### Text block


  3. Erica is convinced this is some kind of breaking-news conspiracy! She can’t even get the numbers right in her first paragraph. How is Sawant going to donate 80K, take home 40K from a 117K paycheck? Nothing goes to taxes, SSA or Medicaid? Or, is there some kind of conspiracy there too? Your convenient twisting of fact for clickbait is disgusting. You know, they’re always looking for “journalists” over at InfoWars.

  4. I think it’s interesting that Sawant’s claim to only take $40K in pay is misleading: it’s actually $40K after taxes, so she’s grossing about $57K annually. And the rest of the money remains under her personal control for donations to her political party, her travel expenses, and a few political and non-profit donations. So, basically, she’s taking a full salary, despite the socialist spin. Why so angry about solid reporting?

    1. And she still hasn’t answered the question of how she lives on $40k per year and owns a house. Lots of rumors about her wealthy father & his businesses & lifestyle, which she should just put to rest already.

      1. She’s been with her partner (who works in software) for years now. She’s been fairly open about it. Beyond that, it’s her own personal life. Unless you have actual evidence of actual wrongdoing or, at the very least, unethical behavior, this is pretty much a hit piece that relies on shaky conjecture at best.

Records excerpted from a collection
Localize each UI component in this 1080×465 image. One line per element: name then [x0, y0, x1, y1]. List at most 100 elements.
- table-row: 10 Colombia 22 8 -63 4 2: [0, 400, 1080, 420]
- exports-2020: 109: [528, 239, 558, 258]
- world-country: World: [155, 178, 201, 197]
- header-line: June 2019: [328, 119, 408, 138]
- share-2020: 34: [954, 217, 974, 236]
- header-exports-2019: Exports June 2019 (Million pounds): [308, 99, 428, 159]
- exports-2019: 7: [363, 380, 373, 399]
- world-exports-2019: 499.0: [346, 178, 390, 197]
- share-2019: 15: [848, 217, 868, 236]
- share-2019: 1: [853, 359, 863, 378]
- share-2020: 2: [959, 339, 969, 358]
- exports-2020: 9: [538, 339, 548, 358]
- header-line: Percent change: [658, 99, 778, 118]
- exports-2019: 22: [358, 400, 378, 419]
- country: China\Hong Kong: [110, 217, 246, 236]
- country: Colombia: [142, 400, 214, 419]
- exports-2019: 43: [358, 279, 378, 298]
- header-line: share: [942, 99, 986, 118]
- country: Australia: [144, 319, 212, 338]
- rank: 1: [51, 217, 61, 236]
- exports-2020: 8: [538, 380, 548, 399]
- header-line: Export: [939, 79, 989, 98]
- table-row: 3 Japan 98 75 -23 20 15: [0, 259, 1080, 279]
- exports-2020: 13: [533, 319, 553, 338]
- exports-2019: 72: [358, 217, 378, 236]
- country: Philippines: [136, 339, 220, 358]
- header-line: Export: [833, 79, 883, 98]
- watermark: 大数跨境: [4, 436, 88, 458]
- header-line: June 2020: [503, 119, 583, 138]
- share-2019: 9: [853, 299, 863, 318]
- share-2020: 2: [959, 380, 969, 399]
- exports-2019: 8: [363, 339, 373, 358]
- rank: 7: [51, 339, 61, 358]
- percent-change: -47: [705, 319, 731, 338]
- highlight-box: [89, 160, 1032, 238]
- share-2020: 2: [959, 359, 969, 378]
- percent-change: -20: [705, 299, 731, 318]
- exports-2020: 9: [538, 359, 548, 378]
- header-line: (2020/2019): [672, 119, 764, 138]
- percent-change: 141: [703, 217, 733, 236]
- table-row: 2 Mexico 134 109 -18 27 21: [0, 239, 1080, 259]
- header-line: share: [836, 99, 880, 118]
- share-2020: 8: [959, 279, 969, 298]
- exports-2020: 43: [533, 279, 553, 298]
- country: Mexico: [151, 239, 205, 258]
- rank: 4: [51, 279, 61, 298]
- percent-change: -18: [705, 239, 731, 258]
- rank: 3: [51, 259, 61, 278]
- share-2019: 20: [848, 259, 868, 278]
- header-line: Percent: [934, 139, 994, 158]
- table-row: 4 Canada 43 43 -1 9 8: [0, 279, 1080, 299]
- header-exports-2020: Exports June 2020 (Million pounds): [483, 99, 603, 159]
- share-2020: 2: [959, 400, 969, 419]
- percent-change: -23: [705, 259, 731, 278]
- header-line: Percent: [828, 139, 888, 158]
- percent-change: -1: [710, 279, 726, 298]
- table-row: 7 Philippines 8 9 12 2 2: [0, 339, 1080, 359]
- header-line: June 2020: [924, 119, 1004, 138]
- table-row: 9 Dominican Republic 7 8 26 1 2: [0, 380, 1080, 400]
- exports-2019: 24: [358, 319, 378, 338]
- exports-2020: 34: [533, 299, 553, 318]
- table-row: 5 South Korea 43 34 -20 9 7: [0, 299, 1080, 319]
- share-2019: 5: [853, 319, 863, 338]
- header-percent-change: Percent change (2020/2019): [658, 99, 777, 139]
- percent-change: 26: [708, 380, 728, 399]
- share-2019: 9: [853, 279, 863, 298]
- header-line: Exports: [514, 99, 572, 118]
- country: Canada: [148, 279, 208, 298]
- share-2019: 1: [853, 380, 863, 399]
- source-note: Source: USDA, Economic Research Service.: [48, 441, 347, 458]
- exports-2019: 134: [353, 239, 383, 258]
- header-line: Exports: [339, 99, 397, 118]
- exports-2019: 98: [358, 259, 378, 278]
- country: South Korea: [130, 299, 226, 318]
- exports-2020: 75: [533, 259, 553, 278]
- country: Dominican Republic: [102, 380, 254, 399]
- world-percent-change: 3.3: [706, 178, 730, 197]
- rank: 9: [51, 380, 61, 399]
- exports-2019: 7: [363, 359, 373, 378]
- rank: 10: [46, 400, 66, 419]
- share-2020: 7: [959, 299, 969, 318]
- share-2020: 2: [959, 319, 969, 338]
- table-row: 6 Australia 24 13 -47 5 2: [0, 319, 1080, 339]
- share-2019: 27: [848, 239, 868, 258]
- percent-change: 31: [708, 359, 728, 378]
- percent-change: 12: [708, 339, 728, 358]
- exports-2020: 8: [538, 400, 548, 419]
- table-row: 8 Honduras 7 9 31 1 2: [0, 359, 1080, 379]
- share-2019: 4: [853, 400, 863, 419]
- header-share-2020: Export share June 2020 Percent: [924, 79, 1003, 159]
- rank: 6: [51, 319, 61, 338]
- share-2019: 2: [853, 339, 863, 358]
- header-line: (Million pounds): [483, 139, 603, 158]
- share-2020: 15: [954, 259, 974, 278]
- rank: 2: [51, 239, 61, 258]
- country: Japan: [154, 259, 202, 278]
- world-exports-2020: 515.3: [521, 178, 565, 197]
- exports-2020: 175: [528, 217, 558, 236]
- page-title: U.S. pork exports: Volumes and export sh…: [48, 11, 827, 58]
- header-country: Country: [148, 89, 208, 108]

### Assignment A
How would you say "She’s been with her partner (who works in software) for years now." from the comments on Sawant's pay in Spanish?
### Assignment B
In the comments on Sawant's pay, the comment calling her $40K claim misleading says she grosses roughly how much each year?
### Assignment C
Extract the passage of the comments on Sawant's pay from "3. Erica is" up to and including "about solid reporting?".

### Answer space A
Lleva años con su pareja (que trabaja en software).

### Answer space B
About $57K annually.

### Answer space C
3. Erica is convinced this is some kind of breaking-news conspiracy! She can’t even get the numbers right in her first paragraph. How is Sawant going to donate 80K, take home 40K from a 117K paycheck? Nothing goes to taxes, SSA or Medicaid? Or, is there some kind of conspiracy there too? Your convenient twisting of fact for clickbait is disgusting. You know, they’re always looking for “journalists” over at InfoWars.

  4. I think it’s interesting that Sawant’s claim to only take $40K in pay is misleading: it’s actually $40K after taxes, so she’s grossing about $57K annually. And the rest of the money remains under her personal control for donations to her political party, her travel expenses, and a few political and non-profit donations. So, basically, she’s taking a full salary, despite the socialist spin. Why so angry about solid reporting?